**What the task requires:**
Can you reproduce the data beneath, keeping every line exact?

**Dataset excerpts:**
>> start

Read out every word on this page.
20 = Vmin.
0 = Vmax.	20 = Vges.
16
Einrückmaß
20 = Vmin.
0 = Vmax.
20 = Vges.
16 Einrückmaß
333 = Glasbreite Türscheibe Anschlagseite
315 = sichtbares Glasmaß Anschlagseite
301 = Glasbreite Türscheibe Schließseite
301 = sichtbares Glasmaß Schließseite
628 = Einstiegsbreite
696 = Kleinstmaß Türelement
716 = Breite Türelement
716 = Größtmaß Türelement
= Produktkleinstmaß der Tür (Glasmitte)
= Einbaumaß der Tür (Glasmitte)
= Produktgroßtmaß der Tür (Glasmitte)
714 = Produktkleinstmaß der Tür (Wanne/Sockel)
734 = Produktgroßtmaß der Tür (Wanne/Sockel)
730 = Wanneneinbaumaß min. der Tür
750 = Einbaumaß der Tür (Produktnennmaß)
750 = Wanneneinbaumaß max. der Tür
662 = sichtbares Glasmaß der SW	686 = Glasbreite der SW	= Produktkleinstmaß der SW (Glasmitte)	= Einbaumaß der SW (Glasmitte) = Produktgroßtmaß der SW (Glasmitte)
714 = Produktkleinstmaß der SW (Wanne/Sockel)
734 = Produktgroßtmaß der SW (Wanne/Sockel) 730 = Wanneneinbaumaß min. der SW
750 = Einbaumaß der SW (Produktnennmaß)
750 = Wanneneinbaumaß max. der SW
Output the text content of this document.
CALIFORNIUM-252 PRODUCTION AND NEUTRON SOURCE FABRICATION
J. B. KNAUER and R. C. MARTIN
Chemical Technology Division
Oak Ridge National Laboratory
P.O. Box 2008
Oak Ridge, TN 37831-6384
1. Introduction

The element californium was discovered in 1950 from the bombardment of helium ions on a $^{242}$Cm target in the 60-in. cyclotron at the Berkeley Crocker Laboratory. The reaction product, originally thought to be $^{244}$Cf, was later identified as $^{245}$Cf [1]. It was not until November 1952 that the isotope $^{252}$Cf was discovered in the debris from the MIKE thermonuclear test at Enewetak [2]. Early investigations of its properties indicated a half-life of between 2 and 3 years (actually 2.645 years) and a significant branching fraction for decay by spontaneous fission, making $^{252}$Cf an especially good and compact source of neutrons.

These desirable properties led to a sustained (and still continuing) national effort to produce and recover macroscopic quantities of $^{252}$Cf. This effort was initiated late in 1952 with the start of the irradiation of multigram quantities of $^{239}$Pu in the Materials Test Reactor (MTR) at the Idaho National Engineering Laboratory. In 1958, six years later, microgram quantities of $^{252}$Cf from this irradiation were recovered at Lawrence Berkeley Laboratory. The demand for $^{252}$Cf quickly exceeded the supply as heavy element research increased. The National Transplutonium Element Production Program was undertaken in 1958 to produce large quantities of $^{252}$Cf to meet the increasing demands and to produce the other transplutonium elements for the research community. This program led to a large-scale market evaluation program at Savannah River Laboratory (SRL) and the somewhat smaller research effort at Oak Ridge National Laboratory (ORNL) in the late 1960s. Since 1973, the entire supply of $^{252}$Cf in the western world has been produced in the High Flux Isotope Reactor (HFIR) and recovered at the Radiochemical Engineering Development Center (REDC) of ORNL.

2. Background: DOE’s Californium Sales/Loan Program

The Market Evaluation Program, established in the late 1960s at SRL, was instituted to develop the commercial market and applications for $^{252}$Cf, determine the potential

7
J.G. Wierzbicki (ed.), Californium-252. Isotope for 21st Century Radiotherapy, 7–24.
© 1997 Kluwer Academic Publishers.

>> end

**Exercise output:**
Read out every word on this page.
20 = Vmin.
0 = Vmax.	20 = Vges.
16
Einrückmaß
20 = Vmin.
0 = Vmax.
20 = Vges.
16 Einrückmaß
333 = Glasbreite Türscheibe Anschlagseite
315 = sichtbares Glasmaß Anschlagseite
301 = Glasbreite Türscheibe Schließseite
301 = sichtbares Glasmaß Schließseite
628 = Einstiegsbreite
696 = Kleinstmaß Türelement
716 = Breite Türelement
716 = Größtmaß Türelement
= Produktkleinstmaß der Tür (Glasmitte)
= Einbaumaß der Tür (Glasmitte)
= Produktgroßtmaß der Tür (Glasmitte)
714 = Produktkleinstmaß der Tür (Wanne/Sockel)
734 = Produktgroßtmaß der Tür (Wanne/Sockel)
730 = Wanneneinbaumaß min. der Tür
750 = Einbaumaß der Tür (Produktnennmaß)
750 = Wanneneinbaumaß max. der Tür
662 = sichtbares Glasmaß der SW	686 = Glasbreite der SW	= Produktkleinstmaß der SW (Glasmitte)	= Einbaumaß der SW (Glasmitte) = Produktgroßtmaß der SW (Glasmitte)
714 = Produktkleinstmaß der SW (Wanne/Sockel)
734 = Produktgroßtmaß der SW (Wanne/Sockel) 730 = Wanneneinbaumaß min. der SW
750 = Einbaumaß der SW (Produktnennmaß)
750 = Wanneneinbaumaß max. der SW
Output the text content of this document.
CALIFORNIUM-252 PRODUCTION AND NEUTRON SOURCE FABRICATION
J. B. KNAUER and R. C. MARTIN
Chemical Technology Division
Oak Ridge National Laboratory
P.O. Box 2008
Oak Ridge, TN 37831-6384
1. Introduction

The element californium was discovered in 1950 from the bombardment of helium ions on a $^{242}$Cm target in the 60-in. cyclotron at the Berkeley Crocker Laboratory. The reaction product, originally thought to be $^{244}$Cf, was later identified as $^{245}$Cf [1]. It was not until November 1952 that the isotope $^{252}$Cf was discovered in the debris from the MIKE thermonuclear test at Enewetak [2]. Early investigations of its properties indicated a half-life of between 2 and 3 years (actually 2.645 years) and a significant branching fraction for decay by spontaneous fission, making $^{252}$Cf an especially good and compact source of neutrons.

These desirable properties led to a sustained (and still continuing) national effort to produce and recover macroscopic quantities of $^{252}$Cf. This effort was initiated late in 1952 with the start of the irradiation of multigram quantities of $^{239}$Pu in the Materials Test Reactor (MTR) at the Idaho National Engineering Laboratory. In 1958, six years later, microgram quantities of $^{252}$Cf from this irradiation were recovered at Lawrence Berkeley Laboratory. The demand for $^{252}$Cf quickly exceeded the supply as heavy element research increased. The National Transplutonium Element Production Program was undertaken in 1958 to produce large quantities of $^{252}$Cf to meet the increasing demands and to produce the other transplutonium elements for the research community. This program led to a large-scale market evaluation program at Savannah River Laboratory (SRL) and the somewhat smaller research effort at Oak Ridge National Laboratory (ORNL) in the late 1960s. Since 1973, the entire supply of $^{252}$Cf in the western world has been produced in the High Flux Isotope Reactor (HFIR) and recovered at the Radiochemical Engineering Development Center (REDC) of ORNL.

2. Background: DOE’s Californium Sales/Loan Program

The Market Evaluation Program, established in the late 1960s at SRL, was instituted to develop the commercial market and applications for $^{252}$Cf, determine the potential

7
J.G. Wierzbicki (ed.), Californium-252. Isotope for 21st Century Radiotherapy, 7–24.
© 1997 Kluwer Academic Publishers.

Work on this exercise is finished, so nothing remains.